-- Requirement --
Return the lines below exactly, starting with the line that contains "Read this page and output its text content." and stopping after the last line.

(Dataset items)
++++++++++++++++++++
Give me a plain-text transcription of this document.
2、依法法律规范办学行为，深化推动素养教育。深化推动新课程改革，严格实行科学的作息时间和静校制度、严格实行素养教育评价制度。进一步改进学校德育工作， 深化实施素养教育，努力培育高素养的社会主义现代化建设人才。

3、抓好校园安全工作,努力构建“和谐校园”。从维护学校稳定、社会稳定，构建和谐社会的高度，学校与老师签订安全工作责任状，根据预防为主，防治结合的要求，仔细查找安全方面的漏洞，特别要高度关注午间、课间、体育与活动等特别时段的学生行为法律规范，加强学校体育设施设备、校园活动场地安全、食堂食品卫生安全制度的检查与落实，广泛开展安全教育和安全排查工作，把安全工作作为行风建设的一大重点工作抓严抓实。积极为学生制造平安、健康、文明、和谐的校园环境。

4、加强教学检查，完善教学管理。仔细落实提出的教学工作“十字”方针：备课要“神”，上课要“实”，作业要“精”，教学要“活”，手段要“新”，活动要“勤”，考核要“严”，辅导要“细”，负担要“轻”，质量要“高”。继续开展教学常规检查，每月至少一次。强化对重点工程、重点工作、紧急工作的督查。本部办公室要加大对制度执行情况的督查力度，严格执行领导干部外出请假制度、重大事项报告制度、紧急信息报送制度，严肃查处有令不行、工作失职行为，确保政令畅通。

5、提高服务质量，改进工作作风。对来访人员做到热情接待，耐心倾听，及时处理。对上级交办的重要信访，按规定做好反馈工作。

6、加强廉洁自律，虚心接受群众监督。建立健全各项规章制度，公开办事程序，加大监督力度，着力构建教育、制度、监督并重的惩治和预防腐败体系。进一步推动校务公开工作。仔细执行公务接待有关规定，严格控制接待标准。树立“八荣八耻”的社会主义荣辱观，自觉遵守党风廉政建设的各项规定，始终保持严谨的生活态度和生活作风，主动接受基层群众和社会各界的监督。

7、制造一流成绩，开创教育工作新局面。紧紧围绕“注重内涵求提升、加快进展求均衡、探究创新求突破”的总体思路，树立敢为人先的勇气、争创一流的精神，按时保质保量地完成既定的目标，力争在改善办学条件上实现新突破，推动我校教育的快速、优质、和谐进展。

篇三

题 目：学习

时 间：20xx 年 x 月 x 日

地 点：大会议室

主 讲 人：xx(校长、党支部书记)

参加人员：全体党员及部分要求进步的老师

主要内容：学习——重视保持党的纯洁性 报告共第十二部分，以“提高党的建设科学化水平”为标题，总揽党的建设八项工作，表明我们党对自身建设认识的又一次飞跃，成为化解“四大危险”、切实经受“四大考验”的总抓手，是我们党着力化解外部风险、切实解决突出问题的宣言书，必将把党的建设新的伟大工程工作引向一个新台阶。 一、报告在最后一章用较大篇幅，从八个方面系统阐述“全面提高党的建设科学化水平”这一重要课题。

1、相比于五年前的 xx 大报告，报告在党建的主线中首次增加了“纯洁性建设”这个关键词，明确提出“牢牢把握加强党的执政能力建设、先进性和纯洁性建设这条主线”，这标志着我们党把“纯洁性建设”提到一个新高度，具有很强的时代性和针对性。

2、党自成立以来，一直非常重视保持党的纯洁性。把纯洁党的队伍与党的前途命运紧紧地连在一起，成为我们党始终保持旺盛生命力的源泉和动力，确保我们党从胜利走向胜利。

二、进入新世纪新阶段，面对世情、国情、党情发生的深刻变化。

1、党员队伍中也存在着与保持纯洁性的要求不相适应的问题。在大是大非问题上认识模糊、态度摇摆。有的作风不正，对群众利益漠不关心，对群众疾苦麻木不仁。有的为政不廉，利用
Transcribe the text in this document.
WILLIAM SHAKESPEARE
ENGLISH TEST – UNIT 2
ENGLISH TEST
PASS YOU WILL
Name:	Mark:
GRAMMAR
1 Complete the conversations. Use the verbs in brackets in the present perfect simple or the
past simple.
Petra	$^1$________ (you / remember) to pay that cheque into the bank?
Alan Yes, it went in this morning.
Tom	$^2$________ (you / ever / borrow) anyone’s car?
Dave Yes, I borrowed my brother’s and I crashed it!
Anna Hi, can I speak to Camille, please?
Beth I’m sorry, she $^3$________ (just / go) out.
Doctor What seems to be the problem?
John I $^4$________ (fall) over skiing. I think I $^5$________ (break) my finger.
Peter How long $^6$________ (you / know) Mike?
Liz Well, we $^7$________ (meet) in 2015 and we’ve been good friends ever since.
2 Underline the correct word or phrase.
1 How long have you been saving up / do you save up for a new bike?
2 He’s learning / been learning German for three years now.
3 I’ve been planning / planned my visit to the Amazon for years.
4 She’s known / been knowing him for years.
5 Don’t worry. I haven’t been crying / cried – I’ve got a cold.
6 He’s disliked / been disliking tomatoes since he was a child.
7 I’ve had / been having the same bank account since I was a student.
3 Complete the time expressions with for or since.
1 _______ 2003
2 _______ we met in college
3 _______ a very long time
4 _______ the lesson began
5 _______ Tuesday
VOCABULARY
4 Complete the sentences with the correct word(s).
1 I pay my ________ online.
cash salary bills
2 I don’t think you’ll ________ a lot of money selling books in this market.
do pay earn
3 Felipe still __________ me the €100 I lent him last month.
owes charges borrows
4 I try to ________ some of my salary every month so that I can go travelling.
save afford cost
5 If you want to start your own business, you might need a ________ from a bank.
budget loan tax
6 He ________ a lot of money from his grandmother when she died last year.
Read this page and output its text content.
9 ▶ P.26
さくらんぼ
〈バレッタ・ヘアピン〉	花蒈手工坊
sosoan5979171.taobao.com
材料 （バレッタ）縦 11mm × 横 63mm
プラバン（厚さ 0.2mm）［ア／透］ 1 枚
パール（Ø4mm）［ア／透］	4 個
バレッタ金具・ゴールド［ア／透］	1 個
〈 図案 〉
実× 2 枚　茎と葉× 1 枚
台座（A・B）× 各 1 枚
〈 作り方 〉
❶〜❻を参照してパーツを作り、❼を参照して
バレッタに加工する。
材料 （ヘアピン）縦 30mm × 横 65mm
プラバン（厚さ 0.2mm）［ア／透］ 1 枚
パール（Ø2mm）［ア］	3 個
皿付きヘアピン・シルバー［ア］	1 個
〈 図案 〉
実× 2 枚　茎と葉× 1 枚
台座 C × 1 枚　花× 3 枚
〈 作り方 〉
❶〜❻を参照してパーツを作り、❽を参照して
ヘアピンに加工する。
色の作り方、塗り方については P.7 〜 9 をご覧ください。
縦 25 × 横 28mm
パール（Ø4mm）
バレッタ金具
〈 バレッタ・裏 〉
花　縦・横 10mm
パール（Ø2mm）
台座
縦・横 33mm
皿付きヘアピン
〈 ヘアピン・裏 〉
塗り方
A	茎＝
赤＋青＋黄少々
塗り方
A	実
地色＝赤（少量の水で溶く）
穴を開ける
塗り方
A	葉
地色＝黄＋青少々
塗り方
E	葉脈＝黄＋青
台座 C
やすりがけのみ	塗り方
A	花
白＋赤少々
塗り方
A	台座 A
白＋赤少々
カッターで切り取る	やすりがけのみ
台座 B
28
++++++++++++++++++++
-- Worked answer --
Read this page and output its text content.
9 ▶ P.26
さくらんぼ
〈バレッタ・ヘアピン〉	花蒈手工坊
sosoan5979171.taobao.com
材料 （バレッタ）縦 11mm × 横 63mm
プラバン（厚さ 0.2mm）［ア／透］ 1 枚
パール（Ø4mm）［ア／透］	4 個
バレッタ金具・ゴールド［ア／透］	1 個
〈 図案 〉
実× 2 枚　茎と葉× 1 枚
台座（A・B）× 各 1 枚
〈 作り方 〉
❶〜❻を参照してパーツを作り、❼を参照して
バレッタに加工する。
材料 （ヘアピン）縦 30mm × 横 65mm
プラバン（厚さ 0.2mm）［ア／透］ 1 枚
パール（Ø2mm）［ア］	3 個
皿付きヘアピン・シルバー［ア］	1 個
〈 図案 〉
実× 2 枚　茎と葉× 1 枚
台座 C × 1 枚　花× 3 枚
〈 作り方 〉
❶〜❻を参照してパーツを作り、❽を参照して
ヘアピンに加工する。
色の作り方、塗り方については P.7 〜 9 をご覧ください。
縦 25 × 横 28mm
パール（Ø4mm）
バレッタ金具
〈 バレッタ・裏 〉
花　縦・横 10mm
パール（Ø2mm）
台座
縦・横 33mm
皿付きヘアピン
〈 ヘアピン・裏 〉
塗り方
A	茎＝
赤＋青＋黄少々
塗り方
A	実
地色＝赤（少量の水で溶く）
穴を開ける
塗り方
A	葉
地色＝黄＋青少々
塗り方
E	葉脈＝黄＋青
台座 C
やすりがけのみ	塗り方
A	花
白＋赤少々
塗り方
A	台座 A
白＋赤少々
カッターで切り取る	やすりがけのみ
台座 B
28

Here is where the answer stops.